▶ Job: Collect each line containing "snippet".

════════

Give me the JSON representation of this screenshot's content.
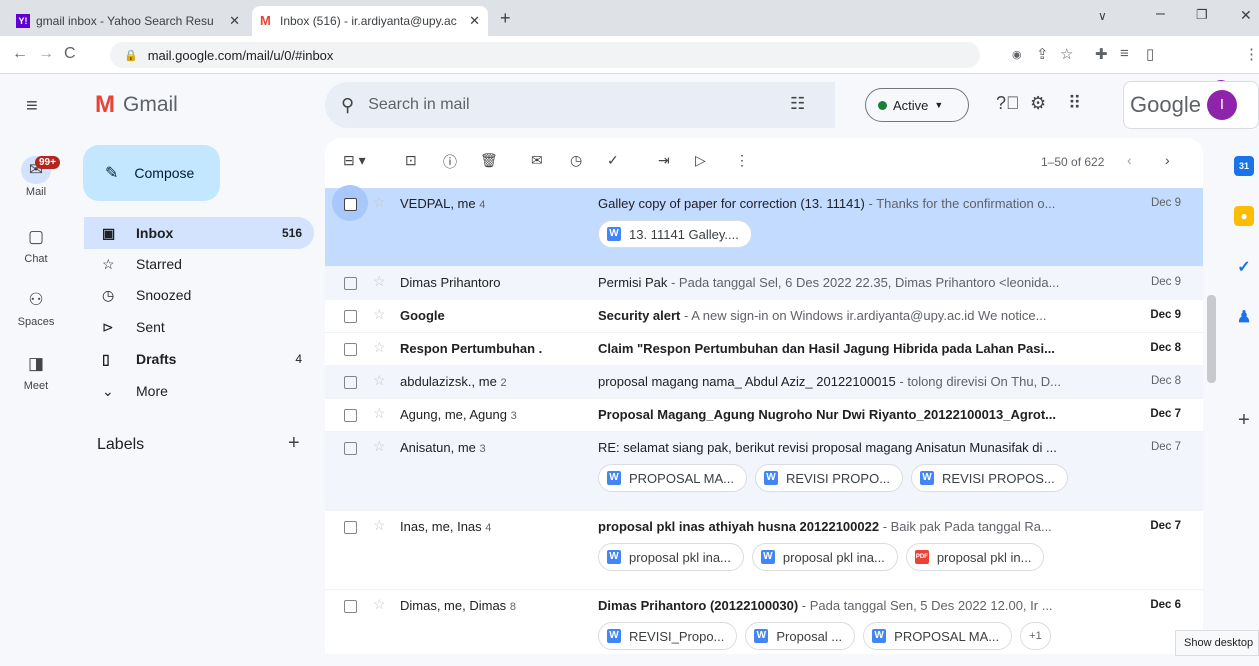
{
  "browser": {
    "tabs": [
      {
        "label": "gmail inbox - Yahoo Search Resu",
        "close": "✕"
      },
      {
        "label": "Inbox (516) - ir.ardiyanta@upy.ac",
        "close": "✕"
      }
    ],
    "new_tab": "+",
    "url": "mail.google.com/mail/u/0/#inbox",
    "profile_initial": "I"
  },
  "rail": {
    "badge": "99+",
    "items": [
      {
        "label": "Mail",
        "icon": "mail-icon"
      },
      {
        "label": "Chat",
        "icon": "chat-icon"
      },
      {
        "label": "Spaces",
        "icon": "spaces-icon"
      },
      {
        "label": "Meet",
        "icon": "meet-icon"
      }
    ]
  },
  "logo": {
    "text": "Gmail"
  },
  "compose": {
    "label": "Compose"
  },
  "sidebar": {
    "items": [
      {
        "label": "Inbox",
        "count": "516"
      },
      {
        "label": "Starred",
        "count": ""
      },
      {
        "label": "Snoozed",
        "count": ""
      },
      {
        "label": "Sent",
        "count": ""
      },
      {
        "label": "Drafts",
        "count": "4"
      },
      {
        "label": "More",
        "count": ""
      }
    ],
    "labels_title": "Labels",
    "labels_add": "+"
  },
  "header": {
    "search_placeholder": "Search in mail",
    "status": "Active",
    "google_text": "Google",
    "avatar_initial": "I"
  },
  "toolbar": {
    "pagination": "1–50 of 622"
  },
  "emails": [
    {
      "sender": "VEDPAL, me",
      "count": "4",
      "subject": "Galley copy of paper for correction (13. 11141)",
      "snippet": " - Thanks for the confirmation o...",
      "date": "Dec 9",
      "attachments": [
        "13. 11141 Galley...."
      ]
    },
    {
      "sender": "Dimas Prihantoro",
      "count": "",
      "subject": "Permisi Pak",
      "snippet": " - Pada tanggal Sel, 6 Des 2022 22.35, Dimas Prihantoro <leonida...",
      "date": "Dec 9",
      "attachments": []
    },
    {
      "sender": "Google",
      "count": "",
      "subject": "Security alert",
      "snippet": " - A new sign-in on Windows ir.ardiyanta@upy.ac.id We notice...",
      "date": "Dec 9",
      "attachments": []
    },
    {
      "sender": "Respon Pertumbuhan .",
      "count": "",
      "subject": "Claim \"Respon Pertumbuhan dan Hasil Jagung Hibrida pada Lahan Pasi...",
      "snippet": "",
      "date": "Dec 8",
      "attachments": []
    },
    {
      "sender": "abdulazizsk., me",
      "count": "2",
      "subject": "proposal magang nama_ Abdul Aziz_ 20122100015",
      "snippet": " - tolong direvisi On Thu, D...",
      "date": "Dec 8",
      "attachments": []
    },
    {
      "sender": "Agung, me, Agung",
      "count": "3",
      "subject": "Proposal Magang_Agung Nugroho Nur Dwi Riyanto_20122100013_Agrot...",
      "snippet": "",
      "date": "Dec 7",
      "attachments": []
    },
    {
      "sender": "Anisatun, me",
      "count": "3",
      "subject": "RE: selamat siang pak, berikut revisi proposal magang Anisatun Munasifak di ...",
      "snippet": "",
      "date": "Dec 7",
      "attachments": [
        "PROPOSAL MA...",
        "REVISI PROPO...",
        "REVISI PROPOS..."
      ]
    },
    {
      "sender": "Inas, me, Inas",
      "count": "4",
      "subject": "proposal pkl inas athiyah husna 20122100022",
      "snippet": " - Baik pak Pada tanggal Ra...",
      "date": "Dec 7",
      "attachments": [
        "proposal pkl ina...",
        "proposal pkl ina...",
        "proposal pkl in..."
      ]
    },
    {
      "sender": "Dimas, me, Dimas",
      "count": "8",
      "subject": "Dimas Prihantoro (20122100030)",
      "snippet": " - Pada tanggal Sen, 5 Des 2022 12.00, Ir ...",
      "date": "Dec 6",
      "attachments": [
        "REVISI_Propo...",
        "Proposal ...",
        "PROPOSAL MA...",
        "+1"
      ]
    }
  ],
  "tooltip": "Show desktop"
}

════════

▶ Response to the task:
      "snippet": " - Thanks for the confirmation o...",
      "snippet": " - Pada tanggal Sel, 6 Des 2022 22.35, Dimas Prihantoro <leonida...",
      "snippet": " - A new sign-in on Windows ir.ardiyanta@upy.ac.id We notice...",
      "snippet": "",
      "snippet": " - tolong direvisi On Thu, D...",
      "snippet": "",
      "snippet": "",
      "snippet": " - Baik pak Pada tanggal Ra...",
      "snippet": " - Pada tanggal Sen, 5 Des 2022 12.00, Ir ...",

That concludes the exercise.